* _Work required_
From the listing that follows, output everything exactly except the pictures.

▬▬▬▬▬▬▬▬▬▬

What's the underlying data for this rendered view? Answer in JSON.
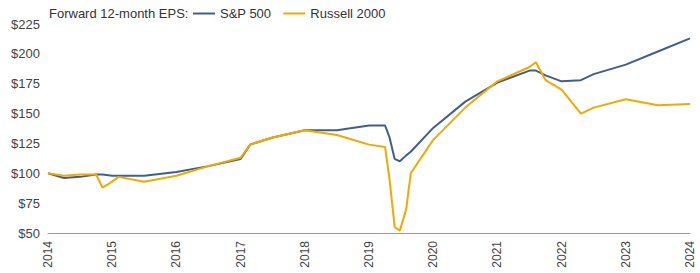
{
  "chart_data": {
    "type": "line",
    "title": "Forward 12-month EPS:",
    "x": [
      2014,
      2014.25,
      2014.5,
      2014.75,
      2014.85,
      2015,
      2015.1,
      2015.5,
      2016,
      2016.5,
      2017,
      2017.15,
      2017.5,
      2018,
      2018.5,
      2019,
      2019.25,
      2019.32,
      2019.4,
      2019.48,
      2019.58,
      2019.65,
      2020,
      2020.5,
      2021,
      2021.5,
      2021.6,
      2021.75,
      2022,
      2022.3,
      2022.5,
      2023,
      2023.5,
      2024
    ],
    "series": [
      {
        "name": "S&P 500",
        "color": "#3f5f8f",
        "values": [
          100,
          96,
          97,
          99,
          99,
          98,
          98,
          98,
          101,
          106,
          112,
          124,
          130,
          136,
          136,
          140,
          140,
          130,
          112,
          110,
          115,
          118,
          138,
          160,
          176,
          186,
          186,
          182,
          177,
          178,
          183,
          191,
          202,
          213
        ]
      },
      {
        "name": "Russell 2000",
        "color": "#f2a900",
        "values": [
          100,
          98,
          99,
          99,
          88,
          93,
          97,
          93,
          98,
          106,
          113,
          124,
          130,
          136,
          132,
          124,
          122,
          95,
          55,
          52,
          70,
          100,
          128,
          155,
          177,
          189,
          193,
          178,
          170,
          150,
          155,
          162,
          157,
          158
        ]
      }
    ],
    "xlim": [
      2014,
      2024
    ],
    "xticks": [
      2014,
      2015,
      2016,
      2017,
      2018,
      2019,
      2020,
      2021,
      2022,
      2023,
      2024
    ],
    "ylim": [
      50,
      225
    ],
    "yticks": [
      {
        "value": 50,
        "label": "$50"
      },
      {
        "value": 75,
        "label": "$75"
      },
      {
        "value": 100,
        "label": "$100"
      },
      {
        "value": 125,
        "label": "$125"
      },
      {
        "value": 150,
        "label": "$150"
      },
      {
        "value": 175,
        "label": "$175"
      },
      {
        "value": 200,
        "label": "$200"
      },
      {
        "value": 225,
        "label": "$225"
      }
    ],
    "grid": false,
    "legend": "top"
  }
}
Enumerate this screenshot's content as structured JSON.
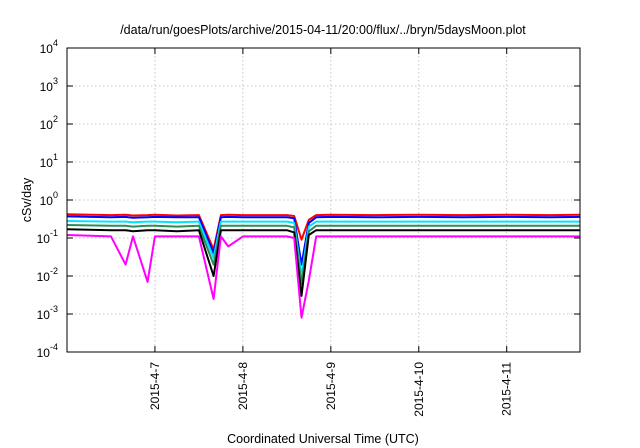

▬▬▬▬▬▬▬▬▬▬

* _Answer_
What's the underlying data for this rendered view? Answer in JSON.
{
  "chart_data": {
    "type": "line",
    "title": "Forward 12-month EPS:",
    "x": [
      2014,
      2014.25,
      2014.5,
      2014.75,
      2014.85,
      2015,
      2015.1,
      2015.5,
      2016,
      2016.5,
      2017,
      2017.15,
      2017.5,
      2018,
      2018.5,
      2019,
      2019.25,
      2019.32,
      2019.4,
      2019.48,
      2019.58,
      2019.65,
      2020,
      2020.5,
      2021,
      2021.5,
      2021.6,
      2021.75,
      2022,
      2022.3,
      2022.5,
      2023,
      2023.5,
      2024
    ],
    "series": [
      {
        "name": "S&P 500",
        "color": "#3f5f8f",
        "values": [
          100,
          96,
          97,
          99,
          99,
          98,
          98,
          98,
          101,
          106,
          112,
          124,
          130,
          136,
          136,
          140,
          140,
          130,
          112,
          110,
          115,
          118,
          138,
          160,
          176,
          186,
          186,
          182,
          177,
          178,
          183,
          191,
          202,
          213
        ]
      },
      {
        "name": "Russell 2000",
        "color": "#f2a900",
        "values": [
          100,
          98,
          99,
          99,
          88,
          93,
          97,
          93,
          98,
          106,
          113,
          124,
          130,
          136,
          132,
          124,
          122,
          95,
          55,
          52,
          70,
          100,
          128,
          155,
          177,
          189,
          193,
          178,
          170,
          150,
          155,
          162,
          157,
          158
        ]
      }
    ],
    "xlim": [
      2014,
      2024
    ],
    "xticks": [
      2014,
      2015,
      2016,
      2017,
      2018,
      2019,
      2020,
      2021,
      2022,
      2023,
      2024
    ],
    "ylim": [
      50,
      225
    ],
    "yticks": [
      {
        "value": 50,
        "label": "$50"
      },
      {
        "value": 75,
        "label": "$75"
      },
      {
        "value": 100,
        "label": "$100"
      },
      {
        "value": 125,
        "label": "$125"
      },
      {
        "value": 150,
        "label": "$150"
      },
      {
        "value": 175,
        "label": "$175"
      },
      {
        "value": 200,
        "label": "$200"
      },
      {
        "value": 225,
        "label": "$225"
      }
    ],
    "grid": false,
    "legend": "top"
  }
}
Enumerate this screenshot's content as structured JSON.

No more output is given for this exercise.